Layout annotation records
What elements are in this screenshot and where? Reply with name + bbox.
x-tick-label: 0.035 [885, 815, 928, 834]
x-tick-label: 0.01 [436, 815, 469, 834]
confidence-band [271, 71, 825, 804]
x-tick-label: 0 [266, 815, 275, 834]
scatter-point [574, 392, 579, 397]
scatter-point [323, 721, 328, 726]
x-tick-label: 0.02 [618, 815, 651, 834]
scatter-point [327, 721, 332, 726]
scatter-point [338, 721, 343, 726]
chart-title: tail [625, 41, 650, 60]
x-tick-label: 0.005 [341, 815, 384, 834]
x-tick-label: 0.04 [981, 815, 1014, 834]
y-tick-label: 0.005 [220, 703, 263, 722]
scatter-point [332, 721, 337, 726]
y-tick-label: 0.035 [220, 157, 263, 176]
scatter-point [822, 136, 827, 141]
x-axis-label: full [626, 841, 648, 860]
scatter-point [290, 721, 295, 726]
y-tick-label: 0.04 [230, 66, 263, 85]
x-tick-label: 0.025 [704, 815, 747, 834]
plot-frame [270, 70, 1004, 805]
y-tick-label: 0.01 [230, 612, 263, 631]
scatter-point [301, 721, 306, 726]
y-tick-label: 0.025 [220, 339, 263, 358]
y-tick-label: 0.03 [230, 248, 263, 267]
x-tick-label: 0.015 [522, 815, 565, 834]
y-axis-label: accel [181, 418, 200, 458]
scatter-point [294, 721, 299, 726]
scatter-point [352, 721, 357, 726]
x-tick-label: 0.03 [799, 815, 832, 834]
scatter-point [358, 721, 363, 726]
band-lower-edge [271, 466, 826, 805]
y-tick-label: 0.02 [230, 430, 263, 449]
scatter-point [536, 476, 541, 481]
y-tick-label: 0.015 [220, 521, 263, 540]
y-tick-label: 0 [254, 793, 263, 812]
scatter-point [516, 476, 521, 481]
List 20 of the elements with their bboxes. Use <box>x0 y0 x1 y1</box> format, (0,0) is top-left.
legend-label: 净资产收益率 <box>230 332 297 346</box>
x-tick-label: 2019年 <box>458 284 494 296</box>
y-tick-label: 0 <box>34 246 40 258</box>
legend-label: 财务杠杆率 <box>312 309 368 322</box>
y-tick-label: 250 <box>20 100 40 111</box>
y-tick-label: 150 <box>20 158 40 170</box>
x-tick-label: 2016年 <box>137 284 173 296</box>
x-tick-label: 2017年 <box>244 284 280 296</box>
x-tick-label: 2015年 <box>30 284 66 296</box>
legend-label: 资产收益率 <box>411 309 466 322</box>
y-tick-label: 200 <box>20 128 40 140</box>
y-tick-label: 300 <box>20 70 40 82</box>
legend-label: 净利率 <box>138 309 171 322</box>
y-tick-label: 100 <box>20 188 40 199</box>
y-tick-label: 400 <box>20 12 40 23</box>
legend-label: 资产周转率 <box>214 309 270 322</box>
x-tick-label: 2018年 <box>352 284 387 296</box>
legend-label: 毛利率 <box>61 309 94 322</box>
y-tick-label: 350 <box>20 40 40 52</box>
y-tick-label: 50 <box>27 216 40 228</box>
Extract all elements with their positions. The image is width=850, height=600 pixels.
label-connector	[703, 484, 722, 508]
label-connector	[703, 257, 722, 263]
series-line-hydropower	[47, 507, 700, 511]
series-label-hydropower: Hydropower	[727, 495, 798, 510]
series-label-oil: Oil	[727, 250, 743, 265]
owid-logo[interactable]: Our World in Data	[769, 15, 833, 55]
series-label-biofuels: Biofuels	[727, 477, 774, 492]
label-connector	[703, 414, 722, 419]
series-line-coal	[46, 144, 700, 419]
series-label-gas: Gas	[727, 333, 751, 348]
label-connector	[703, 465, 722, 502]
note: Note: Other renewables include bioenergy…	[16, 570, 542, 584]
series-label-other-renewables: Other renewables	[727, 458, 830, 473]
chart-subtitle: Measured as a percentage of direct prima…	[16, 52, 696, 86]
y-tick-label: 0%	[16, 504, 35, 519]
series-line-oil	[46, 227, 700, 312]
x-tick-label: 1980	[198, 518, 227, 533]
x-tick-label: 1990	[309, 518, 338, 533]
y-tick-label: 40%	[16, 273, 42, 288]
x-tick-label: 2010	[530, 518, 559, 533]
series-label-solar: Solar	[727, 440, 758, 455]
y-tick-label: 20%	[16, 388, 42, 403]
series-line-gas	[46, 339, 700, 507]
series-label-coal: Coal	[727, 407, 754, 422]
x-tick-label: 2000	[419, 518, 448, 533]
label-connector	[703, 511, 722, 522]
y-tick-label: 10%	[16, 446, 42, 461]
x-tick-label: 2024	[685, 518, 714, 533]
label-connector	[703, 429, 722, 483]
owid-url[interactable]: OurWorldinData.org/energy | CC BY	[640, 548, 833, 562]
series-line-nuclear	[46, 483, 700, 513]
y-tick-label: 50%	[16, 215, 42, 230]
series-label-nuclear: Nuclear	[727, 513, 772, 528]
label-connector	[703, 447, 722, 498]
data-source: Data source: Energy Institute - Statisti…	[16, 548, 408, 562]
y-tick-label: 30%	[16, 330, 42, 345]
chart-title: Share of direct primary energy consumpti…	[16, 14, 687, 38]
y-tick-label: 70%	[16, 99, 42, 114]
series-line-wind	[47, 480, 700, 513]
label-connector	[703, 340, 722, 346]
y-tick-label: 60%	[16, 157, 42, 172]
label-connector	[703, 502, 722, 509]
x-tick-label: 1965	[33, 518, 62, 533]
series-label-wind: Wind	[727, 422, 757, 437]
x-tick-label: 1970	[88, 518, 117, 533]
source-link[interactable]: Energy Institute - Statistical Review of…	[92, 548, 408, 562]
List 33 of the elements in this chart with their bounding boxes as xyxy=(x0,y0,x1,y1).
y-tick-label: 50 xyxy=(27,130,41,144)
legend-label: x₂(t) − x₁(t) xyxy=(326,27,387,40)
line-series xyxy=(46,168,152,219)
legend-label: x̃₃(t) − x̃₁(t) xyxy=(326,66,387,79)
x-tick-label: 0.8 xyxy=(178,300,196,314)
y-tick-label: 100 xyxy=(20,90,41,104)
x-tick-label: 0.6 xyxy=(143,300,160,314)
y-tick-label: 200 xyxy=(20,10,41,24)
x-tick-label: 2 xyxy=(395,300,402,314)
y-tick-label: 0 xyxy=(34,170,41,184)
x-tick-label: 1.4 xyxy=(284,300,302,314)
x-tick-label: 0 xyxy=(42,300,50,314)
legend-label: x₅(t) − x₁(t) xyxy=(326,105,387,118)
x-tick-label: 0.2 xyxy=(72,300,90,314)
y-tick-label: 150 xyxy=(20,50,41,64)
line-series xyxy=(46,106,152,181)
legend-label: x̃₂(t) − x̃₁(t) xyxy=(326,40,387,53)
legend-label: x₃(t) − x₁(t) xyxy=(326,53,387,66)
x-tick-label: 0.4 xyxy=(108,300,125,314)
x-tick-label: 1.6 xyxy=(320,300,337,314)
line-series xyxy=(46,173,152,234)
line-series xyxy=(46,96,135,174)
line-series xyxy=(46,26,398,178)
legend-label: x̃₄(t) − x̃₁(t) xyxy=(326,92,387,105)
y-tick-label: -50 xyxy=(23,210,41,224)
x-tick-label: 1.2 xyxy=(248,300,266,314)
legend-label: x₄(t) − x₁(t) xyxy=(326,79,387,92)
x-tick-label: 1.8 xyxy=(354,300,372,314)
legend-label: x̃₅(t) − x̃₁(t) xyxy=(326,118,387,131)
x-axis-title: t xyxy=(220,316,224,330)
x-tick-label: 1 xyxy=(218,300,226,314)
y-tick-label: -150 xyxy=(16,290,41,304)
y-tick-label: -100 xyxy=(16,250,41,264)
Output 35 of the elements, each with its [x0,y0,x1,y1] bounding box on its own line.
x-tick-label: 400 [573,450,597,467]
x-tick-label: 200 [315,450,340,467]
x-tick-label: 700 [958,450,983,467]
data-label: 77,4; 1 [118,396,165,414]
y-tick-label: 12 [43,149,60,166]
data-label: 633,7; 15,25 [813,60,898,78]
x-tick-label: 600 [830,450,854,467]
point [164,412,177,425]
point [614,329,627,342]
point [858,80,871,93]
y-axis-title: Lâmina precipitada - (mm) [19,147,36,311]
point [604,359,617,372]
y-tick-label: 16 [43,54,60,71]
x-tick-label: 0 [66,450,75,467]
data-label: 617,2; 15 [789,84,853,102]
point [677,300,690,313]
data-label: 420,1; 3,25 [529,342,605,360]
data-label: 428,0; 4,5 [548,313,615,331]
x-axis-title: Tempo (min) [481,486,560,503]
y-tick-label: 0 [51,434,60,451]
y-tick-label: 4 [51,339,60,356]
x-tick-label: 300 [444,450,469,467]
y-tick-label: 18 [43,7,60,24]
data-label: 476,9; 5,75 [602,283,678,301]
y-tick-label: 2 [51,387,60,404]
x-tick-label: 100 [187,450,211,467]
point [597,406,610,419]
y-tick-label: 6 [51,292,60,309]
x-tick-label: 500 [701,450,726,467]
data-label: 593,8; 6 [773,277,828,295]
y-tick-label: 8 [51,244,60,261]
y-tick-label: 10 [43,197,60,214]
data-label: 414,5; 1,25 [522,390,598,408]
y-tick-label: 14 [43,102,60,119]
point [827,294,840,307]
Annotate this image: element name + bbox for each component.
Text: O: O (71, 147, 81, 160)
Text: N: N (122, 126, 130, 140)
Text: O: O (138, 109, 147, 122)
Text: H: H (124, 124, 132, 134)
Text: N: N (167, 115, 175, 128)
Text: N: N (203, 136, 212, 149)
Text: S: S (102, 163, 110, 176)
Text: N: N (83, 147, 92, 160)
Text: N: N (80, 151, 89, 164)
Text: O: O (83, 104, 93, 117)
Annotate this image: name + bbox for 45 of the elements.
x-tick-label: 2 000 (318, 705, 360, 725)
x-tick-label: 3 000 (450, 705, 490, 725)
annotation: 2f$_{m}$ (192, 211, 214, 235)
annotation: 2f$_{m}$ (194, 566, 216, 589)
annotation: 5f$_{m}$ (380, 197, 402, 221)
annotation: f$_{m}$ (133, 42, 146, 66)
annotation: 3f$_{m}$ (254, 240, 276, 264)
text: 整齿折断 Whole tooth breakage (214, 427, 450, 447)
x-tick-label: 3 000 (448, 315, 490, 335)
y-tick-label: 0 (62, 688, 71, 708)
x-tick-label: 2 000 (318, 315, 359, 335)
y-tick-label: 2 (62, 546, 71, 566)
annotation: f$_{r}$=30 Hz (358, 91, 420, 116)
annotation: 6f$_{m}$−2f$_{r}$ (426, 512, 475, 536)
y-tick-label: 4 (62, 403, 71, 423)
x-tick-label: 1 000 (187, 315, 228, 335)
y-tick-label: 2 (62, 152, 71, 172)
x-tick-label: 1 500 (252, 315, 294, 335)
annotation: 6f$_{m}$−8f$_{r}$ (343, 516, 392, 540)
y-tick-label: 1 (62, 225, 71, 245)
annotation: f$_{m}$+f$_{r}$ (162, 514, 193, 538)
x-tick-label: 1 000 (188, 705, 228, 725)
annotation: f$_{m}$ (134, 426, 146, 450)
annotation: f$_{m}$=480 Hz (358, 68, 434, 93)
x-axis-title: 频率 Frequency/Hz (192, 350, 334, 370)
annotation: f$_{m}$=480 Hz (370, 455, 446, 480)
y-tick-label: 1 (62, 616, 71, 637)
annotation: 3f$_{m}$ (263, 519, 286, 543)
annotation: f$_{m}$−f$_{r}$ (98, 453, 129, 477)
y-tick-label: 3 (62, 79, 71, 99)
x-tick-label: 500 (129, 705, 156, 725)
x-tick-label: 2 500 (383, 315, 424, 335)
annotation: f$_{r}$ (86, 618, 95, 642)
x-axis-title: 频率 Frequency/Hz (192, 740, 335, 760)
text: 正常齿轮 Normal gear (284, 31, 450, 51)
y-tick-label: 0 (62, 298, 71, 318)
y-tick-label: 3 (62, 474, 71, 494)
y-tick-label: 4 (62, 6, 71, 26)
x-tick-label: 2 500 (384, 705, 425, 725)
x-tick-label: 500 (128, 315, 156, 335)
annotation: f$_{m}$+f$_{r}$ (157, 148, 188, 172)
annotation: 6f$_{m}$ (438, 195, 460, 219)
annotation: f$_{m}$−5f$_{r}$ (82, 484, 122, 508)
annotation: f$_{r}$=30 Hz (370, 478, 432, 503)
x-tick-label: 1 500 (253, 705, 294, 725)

> **Problem details**:
Echo the material from its first line up to and including the line containing "y-tick-label: 0 [254, 793, 263, 812]", reproducing each line without any change.

> **Correct answer**:
What elements are in this screenshot and where? Reply with name + bbox.
x-tick-label: 0.035 [885, 815, 928, 834]
x-tick-label: 0.01 [436, 815, 469, 834]
confidence-band [271, 71, 825, 804]
x-tick-label: 0 [266, 815, 275, 834]
scatter-point [574, 392, 579, 397]
scatter-point [323, 721, 328, 726]
x-tick-label: 0.02 [618, 815, 651, 834]
scatter-point [327, 721, 332, 726]
scatter-point [338, 721, 343, 726]
chart-title: tail [625, 41, 650, 60]
x-tick-label: 0.005 [341, 815, 384, 834]
x-tick-label: 0.04 [981, 815, 1014, 834]
y-tick-label: 0.005 [220, 703, 263, 722]
scatter-point [332, 721, 337, 726]
y-tick-label: 0.035 [220, 157, 263, 176]
scatter-point [822, 136, 827, 141]
x-axis-label: full [626, 841, 648, 860]
scatter-point [290, 721, 295, 726]
y-tick-label: 0.04 [230, 66, 263, 85]
x-tick-label: 0.025 [704, 815, 747, 834]
plot-frame [270, 70, 1004, 805]
y-tick-label: 0.01 [230, 612, 263, 631]
scatter-point [301, 721, 306, 726]
y-tick-label: 0.025 [220, 339, 263, 358]
y-tick-label: 0.03 [230, 248, 263, 267]
x-tick-label: 0.015 [522, 815, 565, 834]
y-axis-label: accel [181, 418, 200, 458]
scatter-point [294, 721, 299, 726]
scatter-point [352, 721, 357, 726]
x-tick-label: 0.03 [799, 815, 832, 834]
scatter-point [358, 721, 363, 726]
band-lower-edge [271, 466, 826, 805]
y-tick-label: 0.02 [230, 430, 263, 449]
scatter-point [536, 476, 541, 481]
y-tick-label: 0.015 [220, 521, 263, 540]
y-tick-label: 0 [254, 793, 263, 812]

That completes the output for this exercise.